▶ **PROBLEM DETAILS**: Arrange every line of the items below as a Markdown table with the columns No. and Line, numbering the rows and leaving out blank lines. Omit the pictures from the table.

▶ **ENTRIES**:
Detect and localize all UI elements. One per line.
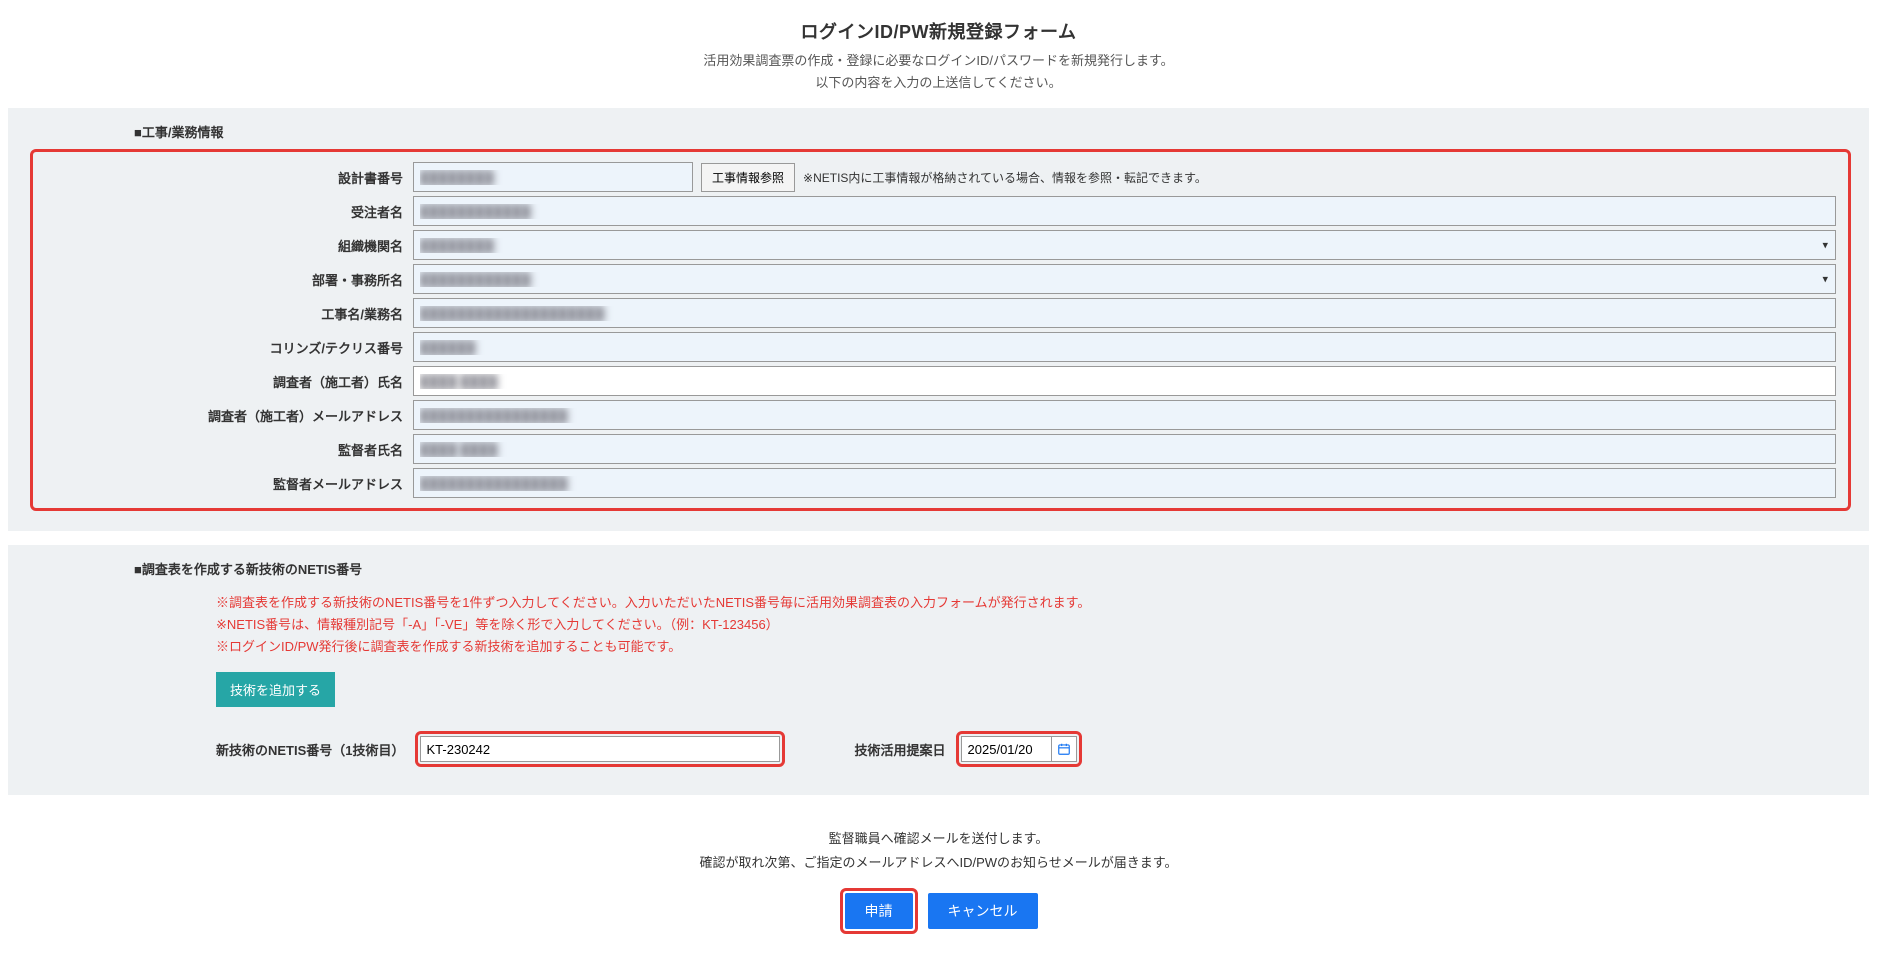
project-input[interactable]: [413, 298, 1836, 328]
netis-number-label: 新技術のNETIS番号（1技術目）: [216, 740, 405, 759]
org-select[interactable]: ████████: [413, 230, 1836, 260]
section-heading-construction: ■工事/業務情報: [134, 122, 1851, 141]
reference-note: ※NETIS内に工事情報が格納されている場合、情報を参照・転記できます。: [803, 169, 1207, 186]
calendar-icon[interactable]: [1051, 736, 1077, 762]
investigator-mail-input[interactable]: [413, 400, 1836, 430]
dept-select[interactable]: ████████████: [413, 264, 1836, 294]
investigator-input[interactable]: [413, 366, 1836, 396]
label-investigator: 調査者（施工者）氏名: [33, 372, 413, 391]
supervisor-input[interactable]: [413, 434, 1836, 464]
label-design-no: 設計書番号: [33, 168, 413, 187]
label-org: 組織機関名: [33, 236, 413, 255]
label-corins: コリンズ/テクリス番号: [33, 338, 413, 357]
supervisor-mail-input[interactable]: [413, 468, 1836, 498]
page-header: ログインID/PW新規登録フォーム 活用効果調査票の作成・登録に必要なログインI…: [0, 0, 1877, 102]
page-title: ログインID/PW新規登録フォーム: [0, 18, 1877, 44]
label-contractor: 受注者名: [33, 202, 413, 221]
footer-text-1: 監督職員へ確認メールを送付します。: [0, 827, 1877, 850]
proposal-date-label: 技術活用提案日: [855, 740, 946, 759]
label-supervisor-mail: 監督者メールアドレス: [33, 474, 413, 493]
contractor-input[interactable]: [413, 196, 1836, 226]
label-supervisor: 監督者氏名: [33, 440, 413, 459]
section-heading-netis: ■調査表を作成する新技術のNETIS番号: [134, 559, 1851, 578]
submit-highlight: 申請: [840, 888, 918, 934]
reference-button[interactable]: 工事情報参照: [701, 163, 795, 192]
netis-number-panel: ■調査表を作成する新技術のNETIS番号 ※調査表を作成する新技術のNETIS番…: [8, 545, 1869, 795]
page-subtitle: 活用効果調査票の作成・登録に必要なログインID/パスワードを新規発行します。 以…: [0, 50, 1877, 94]
proposal-date-input[interactable]: [961, 736, 1051, 762]
netis-number-highlight: [415, 731, 785, 767]
highlighted-form-area: 設計書番号 工事情報参照 ※NETIS内に工事情報が格納されている場合、情報を参…: [30, 149, 1851, 511]
add-technology-button[interactable]: 技術を追加する: [216, 672, 335, 707]
design-no-input[interactable]: [413, 162, 693, 192]
proposal-date-highlight: [956, 731, 1082, 767]
submit-button[interactable]: 申請: [845, 893, 913, 929]
construction-info-panel: ■工事/業務情報 設計書番号 工事情報参照 ※NETIS内に工事情報が格納されて…: [8, 108, 1869, 531]
label-investigator-mail: 調査者（施工者）メールアドレス: [33, 406, 413, 425]
footer-text-2: 確認が取れ次第、ご指定のメールアドレスへID/PWのお知らせメールが届きます。: [0, 851, 1877, 874]
corins-input[interactable]: [413, 332, 1836, 362]
netis-number-input[interactable]: [420, 736, 780, 762]
label-dept: 部署・事務所名: [33, 270, 413, 289]
footer-area: 監督職員へ確認メールを送付します。 確認が取れ次第、ご指定のメールアドレスへID…: [0, 809, 1877, 964]
netis-info-text: ※調査表を作成する新技術のNETIS番号を1件ずつ入力してください。入力いただい…: [216, 592, 1851, 658]
label-project: 工事名/業務名: [33, 304, 413, 323]
cancel-button[interactable]: キャンセル: [928, 893, 1038, 929]
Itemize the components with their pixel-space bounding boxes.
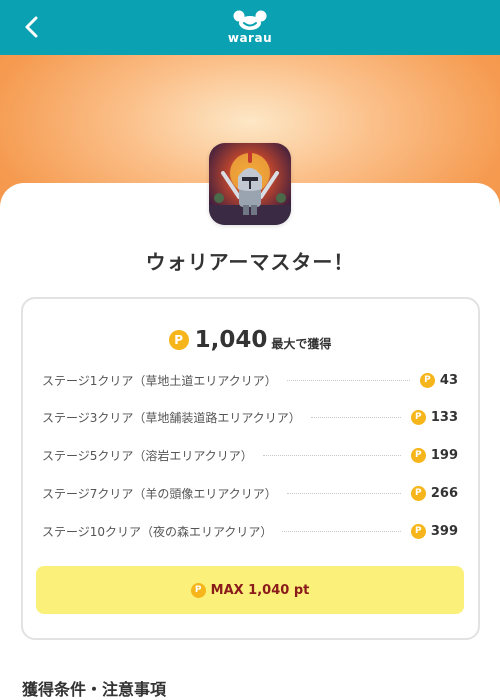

▶ **FULL RESPONSE**:
| No. | Line |
|---|---|
| 1 | Detect and localize all UI elements. One per line. |
| 2 | project-input[interactable]: [413, 298, 1836, 328] |
| 3 | netis-number-label: 新技術のNETIS番号（1技術目）: [216, 740, 405, 759] |
| 4 | org-select[interactable]: ████████: [413, 230, 1836, 260] |
| 5 | section-heading-construction: ■工事/業務情報: [134, 122, 1851, 141] |
| 6 | reference-note: ※NETIS内に工事情報が格納されている場合、情報を参照・転記できます。: [803, 169, 1207, 186] |
| 7 | calendar-icon[interactable]: [1051, 736, 1077, 762] |
| 8 | investigator-mail-input[interactable]: [413, 400, 1836, 430] |
| 9 | dept-select[interactable]: ████████████: [413, 264, 1836, 294] |
| 10 | investigator-input[interactable]: [413, 366, 1836, 396] |
| 11 | label-investigator: 調査者（施工者）氏名: [33, 372, 413, 391] |
| 12 | supervisor-input[interactable]: [413, 434, 1836, 464] |
| 13 | label-design-no: 設計書番号: [33, 168, 413, 187] |
| 14 | label-org: 組織機関名: [33, 236, 413, 255] |
| 15 | label-corins: コリンズ/テクリス番号: [33, 338, 413, 357] |
| 16 | supervisor-mail-input[interactable]: [413, 468, 1836, 498] |
| 17 | page-header: ログインID/PW新規登録フォーム 活用効果調査票の作成・登録に必要なログインI…: [0, 0, 1877, 102] |
| 18 | page-title: ログインID/PW新規登録フォーム: [0, 18, 1877, 44] |
| 19 | label-contractor: 受注者名: [33, 202, 413, 221] |
| 20 | footer-text-1: 監督職員へ確認メールを送付します。: [0, 827, 1877, 850] |
| 21 | proposal-date-label: 技術活用提案日: [855, 740, 946, 759] |
| 22 | label-supervisor-mail: 監督者メールアドレス: [33, 474, 413, 493] |
| 23 | contractor-input[interactable]: [413, 196, 1836, 226] |
| 24 | label-supervisor: 監督者氏名: [33, 440, 413, 459] |
| 25 | section-heading-netis: ■調査表を作成する新技術のNETIS番号: [134, 559, 1851, 578] |
| 26 | submit-highlight: 申請: [840, 888, 918, 934] |
| 27 | reference-button[interactable]: 工事情報参照: [701, 163, 795, 192] |
| 28 | netis-number-panel: ■調査表を作成する新技術のNETIS番号 ※調査表を作成する新技術のNETIS番…: [8, 545, 1869, 795] |
| 29 | page-subtitle: 活用効果調査票の作成・登録に必要なログインID/パスワードを新規発行します。 以…: [0, 50, 1877, 94] |
| 30 | proposal-date-input[interactable]: [961, 736, 1051, 762] |
| 31 | netis-number-highlight: [415, 731, 785, 767] |
| 32 | highlighted-form-area: 設計書番号 工事情報参照 ※NETIS内に工事情報が格納されている場合、情報を参…: [30, 149, 1851, 511] |
| 33 | add-technology-button[interactable]: 技術を追加する: [216, 672, 335, 707] |
| 34 | design-no-input[interactable]: [413, 162, 693, 192] |
| 35 | proposal-date-highlight: [956, 731, 1082, 767] |
| 36 | submit-button[interactable]: 申請: [845, 893, 913, 929] |
| 37 | construction-info-panel: ■工事/業務情報 設計書番号 工事情報参照 ※NETIS内に工事情報が格納されて…: [8, 108, 1869, 531] |
| 38 | label-investigator-mail: 調査者（施工者）メールアドレス: [33, 406, 413, 425] |
| 39 | footer-text-2: 確認が取れ次第、ご指定のメールアドレスへID/PWのお知らせメールが届きます。: [0, 851, 1877, 874] |
| 40 | corins-input[interactable]: [413, 332, 1836, 362] |
| 41 | netis-number-input[interactable]: [420, 736, 780, 762] |
| 42 | label-dept: 部署・事務所名: [33, 270, 413, 289] |
| 43 | footer-area: 監督職員へ確認メールを送付します。 確認が取れ次第、ご指定のメールアドレスへID…: [0, 809, 1877, 964] |
| 44 | netis-info-text: ※調査表を作成する新技術のNETIS番号を1件ずつ入力してください。入力いただい…: [216, 592, 1851, 658] |
| 45 | label-project: 工事名/業務名: [33, 304, 413, 323] |
| 46 | cancel-button[interactable]: キャンセル: [928, 893, 1038, 929] |
| 47 | Itemize the components with their pixel-space bounding boxes. |